• GOAL: Write out every record in full, exactly as written, please.

• EXTRACTED RECORDS:
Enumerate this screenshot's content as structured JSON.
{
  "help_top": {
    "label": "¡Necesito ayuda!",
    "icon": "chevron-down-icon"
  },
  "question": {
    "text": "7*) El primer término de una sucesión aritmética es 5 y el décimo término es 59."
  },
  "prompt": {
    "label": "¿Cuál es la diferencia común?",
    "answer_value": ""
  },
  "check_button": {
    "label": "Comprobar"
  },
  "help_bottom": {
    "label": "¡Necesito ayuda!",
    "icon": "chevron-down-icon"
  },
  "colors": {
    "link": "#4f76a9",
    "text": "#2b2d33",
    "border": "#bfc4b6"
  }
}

• FULL SOLUTION:
Enumerate this screenshot's content as structured JSON.
{
  "help_top": {
    "label": "¡Necesito ayuda!",
    "icon": "chevron-down-icon"
  },
  "question": {
    "text": "7*) El primer término de una sucesión aritmética es 5 y el décimo término es 59."
  },
  "prompt": {
    "label": "¿Cuál es la diferencia común?",
    "answer_value": ""
  },
  "check_button": {
    "label": "Comprobar"
  },
  "help_bottom": {
    "label": "¡Necesito ayuda!",
    "icon": "chevron-down-icon"
  },
  "colors": {
    "link": "#4f76a9",
    "text": "#2b2d33",
    "border": "#bfc4b6"
  }
}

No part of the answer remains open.